DO THIS
Lift every line from the entries that includes the word "media".
%%
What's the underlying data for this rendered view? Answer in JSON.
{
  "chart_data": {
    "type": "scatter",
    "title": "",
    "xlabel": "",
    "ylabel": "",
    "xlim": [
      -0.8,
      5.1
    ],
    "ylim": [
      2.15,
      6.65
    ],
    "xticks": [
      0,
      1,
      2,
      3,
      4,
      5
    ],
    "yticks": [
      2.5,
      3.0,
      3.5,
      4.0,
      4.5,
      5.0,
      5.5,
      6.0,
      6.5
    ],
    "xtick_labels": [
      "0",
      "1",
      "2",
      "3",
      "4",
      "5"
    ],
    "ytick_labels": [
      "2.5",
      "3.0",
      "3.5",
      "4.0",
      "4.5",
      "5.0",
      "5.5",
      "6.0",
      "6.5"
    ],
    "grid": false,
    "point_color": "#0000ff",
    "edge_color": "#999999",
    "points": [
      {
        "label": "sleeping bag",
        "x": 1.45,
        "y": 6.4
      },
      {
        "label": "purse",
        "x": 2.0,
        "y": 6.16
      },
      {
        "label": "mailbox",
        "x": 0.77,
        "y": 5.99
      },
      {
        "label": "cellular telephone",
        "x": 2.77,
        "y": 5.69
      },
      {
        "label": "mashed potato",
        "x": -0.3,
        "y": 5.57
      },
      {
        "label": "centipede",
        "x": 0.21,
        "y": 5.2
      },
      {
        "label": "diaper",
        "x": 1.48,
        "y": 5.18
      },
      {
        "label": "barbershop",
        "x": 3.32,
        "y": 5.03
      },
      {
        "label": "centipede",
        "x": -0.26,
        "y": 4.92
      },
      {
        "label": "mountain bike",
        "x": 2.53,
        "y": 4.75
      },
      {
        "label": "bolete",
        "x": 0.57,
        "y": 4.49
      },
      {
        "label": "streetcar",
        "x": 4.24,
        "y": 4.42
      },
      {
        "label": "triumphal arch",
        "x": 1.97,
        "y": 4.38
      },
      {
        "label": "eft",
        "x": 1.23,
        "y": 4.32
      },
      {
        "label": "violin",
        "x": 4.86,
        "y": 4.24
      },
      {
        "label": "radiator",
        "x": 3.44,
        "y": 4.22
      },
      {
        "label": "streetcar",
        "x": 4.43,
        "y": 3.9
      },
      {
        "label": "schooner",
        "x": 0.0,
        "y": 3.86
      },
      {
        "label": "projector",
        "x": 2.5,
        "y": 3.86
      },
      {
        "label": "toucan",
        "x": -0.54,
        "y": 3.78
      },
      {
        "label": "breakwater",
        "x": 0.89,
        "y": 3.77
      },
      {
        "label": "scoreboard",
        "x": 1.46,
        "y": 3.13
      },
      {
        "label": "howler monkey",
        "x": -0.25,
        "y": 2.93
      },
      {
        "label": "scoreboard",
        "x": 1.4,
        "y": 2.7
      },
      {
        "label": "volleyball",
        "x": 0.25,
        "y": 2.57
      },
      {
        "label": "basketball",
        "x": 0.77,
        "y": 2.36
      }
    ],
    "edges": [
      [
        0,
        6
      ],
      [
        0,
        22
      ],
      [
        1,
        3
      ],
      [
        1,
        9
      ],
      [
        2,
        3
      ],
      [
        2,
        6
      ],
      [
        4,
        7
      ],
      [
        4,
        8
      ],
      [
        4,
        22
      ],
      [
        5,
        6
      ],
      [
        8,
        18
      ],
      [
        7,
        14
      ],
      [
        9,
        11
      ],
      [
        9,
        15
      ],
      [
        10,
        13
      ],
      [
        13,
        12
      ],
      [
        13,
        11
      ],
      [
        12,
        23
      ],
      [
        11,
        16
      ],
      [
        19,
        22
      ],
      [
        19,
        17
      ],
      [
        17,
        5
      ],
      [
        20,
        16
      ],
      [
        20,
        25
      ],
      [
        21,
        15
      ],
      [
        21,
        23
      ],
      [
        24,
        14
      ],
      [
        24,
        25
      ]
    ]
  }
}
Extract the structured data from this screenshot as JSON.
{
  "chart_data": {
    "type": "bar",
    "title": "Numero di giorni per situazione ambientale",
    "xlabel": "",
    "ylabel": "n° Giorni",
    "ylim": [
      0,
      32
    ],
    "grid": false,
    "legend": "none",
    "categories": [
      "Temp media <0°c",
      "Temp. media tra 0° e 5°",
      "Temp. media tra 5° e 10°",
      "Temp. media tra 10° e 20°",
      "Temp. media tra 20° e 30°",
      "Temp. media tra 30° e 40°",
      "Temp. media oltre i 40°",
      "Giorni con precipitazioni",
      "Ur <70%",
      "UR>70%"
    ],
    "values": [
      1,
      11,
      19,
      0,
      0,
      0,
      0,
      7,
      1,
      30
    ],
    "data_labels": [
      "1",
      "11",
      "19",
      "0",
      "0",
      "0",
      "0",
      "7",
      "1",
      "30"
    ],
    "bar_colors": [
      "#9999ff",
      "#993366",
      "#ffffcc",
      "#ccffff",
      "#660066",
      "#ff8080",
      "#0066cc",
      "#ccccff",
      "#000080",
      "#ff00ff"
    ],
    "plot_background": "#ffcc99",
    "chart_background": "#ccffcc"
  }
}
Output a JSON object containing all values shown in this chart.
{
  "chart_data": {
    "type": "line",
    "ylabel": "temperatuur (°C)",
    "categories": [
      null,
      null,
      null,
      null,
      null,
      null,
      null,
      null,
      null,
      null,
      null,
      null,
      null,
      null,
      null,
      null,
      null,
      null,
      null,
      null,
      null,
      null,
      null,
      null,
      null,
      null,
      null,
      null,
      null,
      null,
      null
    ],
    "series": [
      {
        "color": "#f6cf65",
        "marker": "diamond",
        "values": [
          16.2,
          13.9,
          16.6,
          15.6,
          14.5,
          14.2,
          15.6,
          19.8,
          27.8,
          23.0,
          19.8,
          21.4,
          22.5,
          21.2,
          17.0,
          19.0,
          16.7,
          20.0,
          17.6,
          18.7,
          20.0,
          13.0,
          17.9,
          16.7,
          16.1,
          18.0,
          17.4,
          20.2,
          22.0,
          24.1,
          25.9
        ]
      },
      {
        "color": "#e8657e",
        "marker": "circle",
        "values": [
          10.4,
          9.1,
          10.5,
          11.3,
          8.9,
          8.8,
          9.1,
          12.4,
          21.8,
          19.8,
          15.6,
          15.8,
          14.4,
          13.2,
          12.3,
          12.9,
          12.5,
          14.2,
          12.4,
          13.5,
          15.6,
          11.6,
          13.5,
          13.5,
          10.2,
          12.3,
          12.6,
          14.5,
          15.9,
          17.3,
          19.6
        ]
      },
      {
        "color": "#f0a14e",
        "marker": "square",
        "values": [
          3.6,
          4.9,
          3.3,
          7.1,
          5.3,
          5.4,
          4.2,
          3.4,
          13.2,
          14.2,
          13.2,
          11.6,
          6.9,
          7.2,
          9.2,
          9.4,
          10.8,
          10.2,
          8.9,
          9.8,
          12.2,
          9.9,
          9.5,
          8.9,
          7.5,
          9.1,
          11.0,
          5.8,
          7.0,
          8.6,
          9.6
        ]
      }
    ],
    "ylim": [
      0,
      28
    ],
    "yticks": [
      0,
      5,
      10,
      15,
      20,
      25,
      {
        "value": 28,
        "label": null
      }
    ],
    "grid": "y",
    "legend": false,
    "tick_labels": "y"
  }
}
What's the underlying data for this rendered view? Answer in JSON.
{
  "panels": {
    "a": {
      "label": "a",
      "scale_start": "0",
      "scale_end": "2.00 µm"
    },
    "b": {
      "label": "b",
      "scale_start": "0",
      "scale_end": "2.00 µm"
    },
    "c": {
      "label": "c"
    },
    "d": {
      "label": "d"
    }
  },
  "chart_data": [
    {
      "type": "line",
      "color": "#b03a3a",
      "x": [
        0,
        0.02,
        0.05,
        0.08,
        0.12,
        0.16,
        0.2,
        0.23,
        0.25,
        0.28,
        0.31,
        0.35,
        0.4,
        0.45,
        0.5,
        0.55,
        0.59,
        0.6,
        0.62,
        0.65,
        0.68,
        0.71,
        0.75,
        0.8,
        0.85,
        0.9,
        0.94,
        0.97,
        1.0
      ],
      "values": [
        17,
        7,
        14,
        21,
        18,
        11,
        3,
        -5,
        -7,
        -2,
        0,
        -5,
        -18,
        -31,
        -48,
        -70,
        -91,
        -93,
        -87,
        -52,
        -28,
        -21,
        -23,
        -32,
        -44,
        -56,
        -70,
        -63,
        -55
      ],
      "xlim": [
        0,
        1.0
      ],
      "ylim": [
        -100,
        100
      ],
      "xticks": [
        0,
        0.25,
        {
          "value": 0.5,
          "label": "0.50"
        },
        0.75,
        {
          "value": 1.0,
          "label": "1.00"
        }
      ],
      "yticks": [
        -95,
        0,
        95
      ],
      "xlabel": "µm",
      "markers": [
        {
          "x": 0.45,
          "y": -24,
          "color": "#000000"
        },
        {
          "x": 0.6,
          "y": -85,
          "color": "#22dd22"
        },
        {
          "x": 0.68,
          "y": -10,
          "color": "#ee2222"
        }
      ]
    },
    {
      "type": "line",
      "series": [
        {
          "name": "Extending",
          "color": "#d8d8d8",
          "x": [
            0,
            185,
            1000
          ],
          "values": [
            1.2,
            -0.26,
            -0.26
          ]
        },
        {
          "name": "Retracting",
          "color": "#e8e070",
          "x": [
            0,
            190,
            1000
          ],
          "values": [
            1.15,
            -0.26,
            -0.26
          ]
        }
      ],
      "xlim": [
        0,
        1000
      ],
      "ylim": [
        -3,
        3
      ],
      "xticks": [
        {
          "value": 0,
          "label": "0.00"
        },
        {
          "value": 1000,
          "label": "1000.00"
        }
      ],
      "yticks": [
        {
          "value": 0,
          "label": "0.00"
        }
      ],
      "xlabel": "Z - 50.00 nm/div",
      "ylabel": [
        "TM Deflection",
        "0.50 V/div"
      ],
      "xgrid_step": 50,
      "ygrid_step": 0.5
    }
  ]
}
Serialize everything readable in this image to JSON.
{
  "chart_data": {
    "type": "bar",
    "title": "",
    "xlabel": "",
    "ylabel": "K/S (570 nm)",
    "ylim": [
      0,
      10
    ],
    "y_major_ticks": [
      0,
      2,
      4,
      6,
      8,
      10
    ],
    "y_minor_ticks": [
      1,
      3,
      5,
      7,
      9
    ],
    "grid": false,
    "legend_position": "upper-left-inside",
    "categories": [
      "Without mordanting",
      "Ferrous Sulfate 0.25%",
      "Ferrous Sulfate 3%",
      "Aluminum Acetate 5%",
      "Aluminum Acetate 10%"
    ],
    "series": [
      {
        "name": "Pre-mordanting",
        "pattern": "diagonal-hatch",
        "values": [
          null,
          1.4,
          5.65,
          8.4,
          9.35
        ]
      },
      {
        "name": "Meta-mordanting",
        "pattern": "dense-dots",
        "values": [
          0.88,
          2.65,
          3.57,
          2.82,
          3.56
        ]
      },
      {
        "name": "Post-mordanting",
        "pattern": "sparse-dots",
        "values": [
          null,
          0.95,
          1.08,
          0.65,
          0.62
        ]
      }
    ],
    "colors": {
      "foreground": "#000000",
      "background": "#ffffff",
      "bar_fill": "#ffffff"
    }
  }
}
%%
SOLUTION TO THE PROBLEM
      "Temp media <0°c",
      "Temp. media tra 0° e 5°",
      "Temp. media tra 5° e 10°",
      "Temp. media tra 10° e 20°",
      "Temp. media tra 20° e 30°",
      "Temp. media tra 30° e 40°",
      "Temp. media oltre i 40°",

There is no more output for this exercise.